SOURCE TEXT »
# 2006 Trek Madone SL 5.2 Questions (Determining Frame Size, Bike Setup)



## MrDomino (Dec 30, 2008)

I'll be short. I just bought a 2006 Trek Madone SL 5.2 off a lady in California. She said the frame size was 52cm. Now I've been riding it around the block just to get the feel of it and the geometry felt a little wonky but I figured I'd get used to it.

However I was looking at the geometry paper provided by my LBS when they set it up for my body measurements and it looks like they plugged the bike in as a Trek 5200 Size 50. 

Which leads me to my questions.
1) I'd like to verify that the bike is a 52cm frame. Where do I measure from.
2) Do you think the fact that a Trek 5200 Size 50 is written on the geometry paper is worth taking the bike back to the LBS? I don't know if the frames are the same or what. I'm probably going to go back in a few days anyways to get some tubes and stuff.

Thanks for the help!


----------



## PJ352 (Dec 5, 2007)

REQUIRED ACTIONS »
1. Copy the forum thread from "1) I'd like" to "(Dec 5, 2007)", replacing "tubes" with "tires".
2. Decide whether each statement agrees with the forum thread, and back each yes or no with the deciding words quoted from it: (a) The seller said the frame was 52cm. (b) The shop entered the bike as a Trek 5200 Size 52. (c) The poster expects to visit the shop again within a few days.
Base every answer on the forum thread alone.

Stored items
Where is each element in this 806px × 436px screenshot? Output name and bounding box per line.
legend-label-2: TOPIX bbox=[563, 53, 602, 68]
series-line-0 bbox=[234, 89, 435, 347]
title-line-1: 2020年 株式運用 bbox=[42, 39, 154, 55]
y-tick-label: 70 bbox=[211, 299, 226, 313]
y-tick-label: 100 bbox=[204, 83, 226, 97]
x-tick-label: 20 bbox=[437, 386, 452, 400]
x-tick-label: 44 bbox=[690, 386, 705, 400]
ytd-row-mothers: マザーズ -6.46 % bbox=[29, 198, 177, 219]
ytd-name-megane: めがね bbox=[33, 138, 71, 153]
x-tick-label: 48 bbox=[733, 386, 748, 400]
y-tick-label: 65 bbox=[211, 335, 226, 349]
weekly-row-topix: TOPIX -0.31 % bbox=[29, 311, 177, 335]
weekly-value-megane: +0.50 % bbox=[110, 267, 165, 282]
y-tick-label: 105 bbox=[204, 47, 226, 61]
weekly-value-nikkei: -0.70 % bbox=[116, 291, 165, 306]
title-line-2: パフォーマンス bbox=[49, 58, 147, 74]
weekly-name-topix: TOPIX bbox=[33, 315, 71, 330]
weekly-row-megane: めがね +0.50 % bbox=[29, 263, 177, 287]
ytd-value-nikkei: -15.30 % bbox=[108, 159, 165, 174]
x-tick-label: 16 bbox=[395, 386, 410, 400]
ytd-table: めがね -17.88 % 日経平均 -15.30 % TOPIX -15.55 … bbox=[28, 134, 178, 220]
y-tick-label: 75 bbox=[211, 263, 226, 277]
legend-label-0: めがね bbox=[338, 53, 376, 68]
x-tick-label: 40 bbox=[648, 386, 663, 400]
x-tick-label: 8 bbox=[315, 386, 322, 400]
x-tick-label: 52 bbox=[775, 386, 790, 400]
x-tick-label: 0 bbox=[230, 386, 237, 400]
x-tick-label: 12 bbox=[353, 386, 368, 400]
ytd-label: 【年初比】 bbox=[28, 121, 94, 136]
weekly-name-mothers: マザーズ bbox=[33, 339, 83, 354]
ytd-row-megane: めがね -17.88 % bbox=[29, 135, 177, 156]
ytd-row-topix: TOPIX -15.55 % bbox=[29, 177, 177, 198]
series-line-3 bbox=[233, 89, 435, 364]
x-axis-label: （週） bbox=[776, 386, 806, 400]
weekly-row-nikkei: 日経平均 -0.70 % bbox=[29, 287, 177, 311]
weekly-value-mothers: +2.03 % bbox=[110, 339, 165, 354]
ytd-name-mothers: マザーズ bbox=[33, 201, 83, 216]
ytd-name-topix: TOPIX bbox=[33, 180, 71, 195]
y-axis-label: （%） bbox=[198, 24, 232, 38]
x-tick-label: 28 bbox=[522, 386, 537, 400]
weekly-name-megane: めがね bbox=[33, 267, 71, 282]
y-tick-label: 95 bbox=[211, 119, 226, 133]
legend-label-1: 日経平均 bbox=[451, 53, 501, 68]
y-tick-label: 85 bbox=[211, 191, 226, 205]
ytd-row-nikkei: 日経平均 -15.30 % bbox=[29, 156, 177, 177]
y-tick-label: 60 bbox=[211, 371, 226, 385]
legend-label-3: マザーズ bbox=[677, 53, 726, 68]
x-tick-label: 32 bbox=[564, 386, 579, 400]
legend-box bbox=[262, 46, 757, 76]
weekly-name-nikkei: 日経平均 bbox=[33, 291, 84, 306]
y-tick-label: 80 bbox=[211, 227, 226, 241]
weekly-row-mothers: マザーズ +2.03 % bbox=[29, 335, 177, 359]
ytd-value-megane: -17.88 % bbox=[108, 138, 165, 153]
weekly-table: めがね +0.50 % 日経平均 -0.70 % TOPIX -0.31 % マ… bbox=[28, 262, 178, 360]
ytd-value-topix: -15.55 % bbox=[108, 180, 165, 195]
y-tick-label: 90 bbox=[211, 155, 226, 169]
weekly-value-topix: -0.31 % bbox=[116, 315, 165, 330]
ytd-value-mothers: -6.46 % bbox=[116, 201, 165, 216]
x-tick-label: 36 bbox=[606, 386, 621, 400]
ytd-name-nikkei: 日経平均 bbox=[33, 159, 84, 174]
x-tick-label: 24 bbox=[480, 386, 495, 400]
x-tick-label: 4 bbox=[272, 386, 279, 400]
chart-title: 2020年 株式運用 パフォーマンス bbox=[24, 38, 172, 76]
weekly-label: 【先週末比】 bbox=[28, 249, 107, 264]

WORKED ANSWERS »
1.
1) I'd like to verify that the bike is a 52cm frame. Where do I measure from.
2) Do you think the fact that a Trek 5200 Size 50 is written on the geometry paper is worth taking the bike back to the LBS? I don't know if the frames are the same or what. I'm probably going to go back in a few days anyways to get some tires and stuff.

Thanks for the help!


----------



## PJ352 (Dec 5, 2007)

2.
(a) Yes: "She said the frame size was 52cm."
(b) No: "it looks like they plugged the bike in as a Trek 5200 Size 50."
(c) Yes: "I'm probably going to go back in a few days anyways to get some tubes and stuff."